RECORDED DATA:

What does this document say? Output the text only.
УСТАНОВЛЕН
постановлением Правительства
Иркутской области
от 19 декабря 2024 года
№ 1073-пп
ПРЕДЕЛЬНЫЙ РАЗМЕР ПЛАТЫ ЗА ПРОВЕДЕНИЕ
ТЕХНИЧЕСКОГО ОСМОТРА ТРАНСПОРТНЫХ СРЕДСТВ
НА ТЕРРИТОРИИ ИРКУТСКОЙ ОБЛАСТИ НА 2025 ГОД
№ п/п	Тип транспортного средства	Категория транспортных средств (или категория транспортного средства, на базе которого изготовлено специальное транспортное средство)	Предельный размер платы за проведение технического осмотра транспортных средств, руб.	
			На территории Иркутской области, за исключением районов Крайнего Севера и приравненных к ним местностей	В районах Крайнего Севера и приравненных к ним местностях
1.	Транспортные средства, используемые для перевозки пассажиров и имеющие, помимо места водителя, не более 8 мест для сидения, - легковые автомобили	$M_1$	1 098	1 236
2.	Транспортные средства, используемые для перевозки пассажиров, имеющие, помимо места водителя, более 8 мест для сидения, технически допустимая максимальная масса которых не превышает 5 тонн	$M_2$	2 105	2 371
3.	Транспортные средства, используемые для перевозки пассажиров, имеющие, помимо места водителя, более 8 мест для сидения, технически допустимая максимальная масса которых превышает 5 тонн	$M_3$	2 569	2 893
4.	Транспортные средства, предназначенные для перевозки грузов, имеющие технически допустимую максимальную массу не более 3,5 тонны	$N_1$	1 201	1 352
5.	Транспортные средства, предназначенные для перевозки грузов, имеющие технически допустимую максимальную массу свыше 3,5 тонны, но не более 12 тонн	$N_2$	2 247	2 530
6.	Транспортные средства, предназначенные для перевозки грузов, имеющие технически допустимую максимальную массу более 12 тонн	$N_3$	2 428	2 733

WHAT YOU WILL DO: Reproduce the material verbatim, line by line.

OUTPUT OF THE EXERCISE:
What does this document say? Output the text only.
УСТАНОВЛЕН
постановлением Правительства
Иркутской области
от 19 декабря 2024 года
№ 1073-пп
ПРЕДЕЛЬНЫЙ РАЗМЕР ПЛАТЫ ЗА ПРОВЕДЕНИЕ
ТЕХНИЧЕСКОГО ОСМОТРА ТРАНСПОРТНЫХ СРЕДСТВ
НА ТЕРРИТОРИИ ИРКУТСКОЙ ОБЛАСТИ НА 2025 ГОД
№ п/п	Тип транспортного средства	Категория транспортных средств (или категория транспортного средства, на базе которого изготовлено специальное транспортное средство)	Предельный размер платы за проведение технического осмотра транспортных средств, руб.	
			На территории Иркутской области, за исключением районов Крайнего Севера и приравненных к ним местностей	В районах Крайнего Севера и приравненных к ним местностях
1.	Транспортные средства, используемые для перевозки пассажиров и имеющие, помимо места водителя, не более 8 мест для сидения, - легковые автомобили	$M_1$	1 098	1 236
2.	Транспортные средства, используемые для перевозки пассажиров, имеющие, помимо места водителя, более 8 мест для сидения, технически допустимая максимальная масса которых не превышает 5 тонн	$M_2$	2 105	2 371
3.	Транспортные средства, используемые для перевозки пассажиров, имеющие, помимо места водителя, более 8 мест для сидения, технически допустимая максимальная масса которых превышает 5 тонн	$M_3$	2 569	2 893
4.	Транспортные средства, предназначенные для перевозки грузов, имеющие технически допустимую максимальную массу не более 3,5 тонны	$N_1$	1 201	1 352
5.	Транспортные средства, предназначенные для перевозки грузов, имеющие технически допустимую максимальную массу свыше 3,5 тонны, но не более 12 тонн	$N_2$	2 247	2 530
6.	Транспортные средства, предназначенные для перевозки грузов, имеющие технически допустимую максимальную массу более 12 тонн	$N_3$	2 428	2 733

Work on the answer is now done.